## Exercise prompt
Copy the data word for word, keeping every line.

—————

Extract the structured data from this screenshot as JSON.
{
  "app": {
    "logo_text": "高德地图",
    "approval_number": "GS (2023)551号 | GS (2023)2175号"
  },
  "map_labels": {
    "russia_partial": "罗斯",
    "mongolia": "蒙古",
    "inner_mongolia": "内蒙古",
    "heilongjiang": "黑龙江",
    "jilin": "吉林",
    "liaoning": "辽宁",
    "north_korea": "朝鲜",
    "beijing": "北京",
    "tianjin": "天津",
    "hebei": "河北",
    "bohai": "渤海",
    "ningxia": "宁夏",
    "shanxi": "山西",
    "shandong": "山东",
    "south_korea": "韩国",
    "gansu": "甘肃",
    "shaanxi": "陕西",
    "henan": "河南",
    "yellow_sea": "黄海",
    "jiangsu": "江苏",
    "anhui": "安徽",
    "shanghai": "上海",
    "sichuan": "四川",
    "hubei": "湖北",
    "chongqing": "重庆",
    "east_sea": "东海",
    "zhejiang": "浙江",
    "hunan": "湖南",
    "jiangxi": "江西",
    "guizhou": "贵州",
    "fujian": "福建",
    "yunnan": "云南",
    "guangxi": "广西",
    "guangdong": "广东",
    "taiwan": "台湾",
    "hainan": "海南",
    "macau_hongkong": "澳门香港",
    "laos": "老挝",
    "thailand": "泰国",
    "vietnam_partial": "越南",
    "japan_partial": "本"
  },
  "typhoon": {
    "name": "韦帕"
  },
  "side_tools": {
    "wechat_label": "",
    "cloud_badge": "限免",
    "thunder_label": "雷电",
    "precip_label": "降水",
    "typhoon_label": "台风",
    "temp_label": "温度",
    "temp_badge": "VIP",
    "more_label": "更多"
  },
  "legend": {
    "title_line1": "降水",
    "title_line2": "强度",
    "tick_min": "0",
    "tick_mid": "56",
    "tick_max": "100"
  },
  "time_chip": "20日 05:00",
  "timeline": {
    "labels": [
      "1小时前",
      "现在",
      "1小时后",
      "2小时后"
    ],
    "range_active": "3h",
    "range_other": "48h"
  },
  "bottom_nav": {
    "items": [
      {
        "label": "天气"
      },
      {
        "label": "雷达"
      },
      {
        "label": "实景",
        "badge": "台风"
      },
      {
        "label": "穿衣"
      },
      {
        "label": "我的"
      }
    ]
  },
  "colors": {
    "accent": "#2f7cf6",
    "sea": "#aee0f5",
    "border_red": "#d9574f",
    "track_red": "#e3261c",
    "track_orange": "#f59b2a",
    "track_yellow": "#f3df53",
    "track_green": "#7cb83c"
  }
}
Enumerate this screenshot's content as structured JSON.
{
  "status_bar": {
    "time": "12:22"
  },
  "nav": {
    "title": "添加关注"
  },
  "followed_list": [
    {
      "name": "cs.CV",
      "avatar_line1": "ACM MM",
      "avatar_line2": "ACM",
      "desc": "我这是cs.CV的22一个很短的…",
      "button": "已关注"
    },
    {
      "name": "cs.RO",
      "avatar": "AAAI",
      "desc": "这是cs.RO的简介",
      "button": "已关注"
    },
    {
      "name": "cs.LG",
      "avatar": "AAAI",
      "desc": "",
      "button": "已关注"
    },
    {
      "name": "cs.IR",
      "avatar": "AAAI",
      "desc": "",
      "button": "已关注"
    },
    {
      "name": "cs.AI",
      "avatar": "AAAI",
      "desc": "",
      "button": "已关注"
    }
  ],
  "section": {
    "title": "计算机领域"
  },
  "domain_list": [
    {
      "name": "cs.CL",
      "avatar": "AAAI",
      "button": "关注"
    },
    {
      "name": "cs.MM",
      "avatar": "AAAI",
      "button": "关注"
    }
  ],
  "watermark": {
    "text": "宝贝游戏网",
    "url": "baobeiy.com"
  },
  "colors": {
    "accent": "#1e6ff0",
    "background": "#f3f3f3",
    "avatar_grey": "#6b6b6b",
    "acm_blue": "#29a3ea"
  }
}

—————

## Exercise result
Extract the structured data from this screenshot as JSON.
{
  "app": {
    "logo_text": "高德地图",
    "approval_number": "GS (2023)551号 | GS (2023)2175号"
  },
  "map_labels": {
    "russia_partial": "罗斯",
    "mongolia": "蒙古",
    "inner_mongolia": "内蒙古",
    "heilongjiang": "黑龙江",
    "jilin": "吉林",
    "liaoning": "辽宁",
    "north_korea": "朝鲜",
    "beijing": "北京",
    "tianjin": "天津",
    "hebei": "河北",
    "bohai": "渤海",
    "ningxia": "宁夏",
    "shanxi": "山西",
    "shandong": "山东",
    "south_korea": "韩国",
    "gansu": "甘肃",
    "shaanxi": "陕西",
    "henan": "河南",
    "yellow_sea": "黄海",
    "jiangsu": "江苏",
    "anhui": "安徽",
    "shanghai": "上海",
    "sichuan": "四川",
    "hubei": "湖北",
    "chongqing": "重庆",
    "east_sea": "东海",
    "zhejiang": "浙江",
    "hunan": "湖南",
    "jiangxi": "江西",
    "guizhou": "贵州",
    "fujian": "福建",
    "yunnan": "云南",
    "guangxi": "广西",
    "guangdong": "广东",
    "taiwan": "台湾",
    "hainan": "海南",
    "macau_hongkong": "澳门香港",
    "laos": "老挝",
    "thailand": "泰国",
    "vietnam_partial": "越南",
    "japan_partial": "本"
  },
  "typhoon": {
    "name": "韦帕"
  },
  "side_tools": {
    "wechat_label": "",
    "cloud_badge": "限免",
    "thunder_label": "雷电",
    "precip_label": "降水",
    "typhoon_label": "台风",
    "temp_label": "温度",
    "temp_badge": "VIP",
    "more_label": "更多"
  },
  "legend": {
    "title_line1": "降水",
    "title_line2": "强度",
    "tick_min": "0",
    "tick_mid": "56",
    "tick_max": "100"
  },
  "time_chip": "20日 05:00",
  "timeline": {
    "labels": [
      "1小时前",
      "现在",
      "1小时后",
      "2小时后"
    ],
    "range_active": "3h",
    "range_other": "48h"
  },
  "bottom_nav": {
    "items": [
      {
        "label": "天气"
      },
      {
        "label": "雷达"
      },
      {
        "label": "实景",
        "badge": "台风"
      },
      {
        "label": "穿衣"
      },
      {
        "label": "我的"
      }
    ]
  },
  "colors": {
    "accent": "#2f7cf6",
    "sea": "#aee0f5",
    "border_red": "#d9574f",
    "track_red": "#e3261c",
    "track_orange": "#f59b2a",
    "track_yellow": "#f3df53",
    "track_green": "#7cb83c"
  }
}
Enumerate this screenshot's content as structured JSON.
{
  "status_bar": {
    "time": "12:22"
  },
  "nav": {
    "title": "添加关注"
  },
  "followed_list": [
    {
      "name": "cs.CV",
      "avatar_line1": "ACM MM",
      "avatar_line2": "ACM",
      "desc": "我这是cs.CV的22一个很短的…",
      "button": "已关注"
    },
    {
      "name": "cs.RO",
      "avatar": "AAAI",
      "desc": "这是cs.RO的简介",
      "button": "已关注"
    },
    {
      "name": "cs.LG",
      "avatar": "AAAI",
      "desc": "",
      "button": "已关注"
    },
    {
      "name": "cs.IR",
      "avatar": "AAAI",
      "desc": "",
      "button": "已关注"
    },
    {
      "name": "cs.AI",
      "avatar": "AAAI",
      "desc": "",
      "button": "已关注"
    }
  ],
  "section": {
    "title": "计算机领域"
  },
  "domain_list": [
    {
      "name": "cs.CL",
      "avatar": "AAAI",
      "button": "关注"
    },
    {
      "name": "cs.MM",
      "avatar": "AAAI",
      "button": "关注"
    }
  ],
  "watermark": {
    "text": "宝贝游戏网",
    "url": "baobeiy.com"
  },
  "colors": {
    "accent": "#1e6ff0",
    "background": "#f3f3f3",
    "avatar_grey": "#6b6b6b",
    "acm_blue": "#29a3ea"
  }
}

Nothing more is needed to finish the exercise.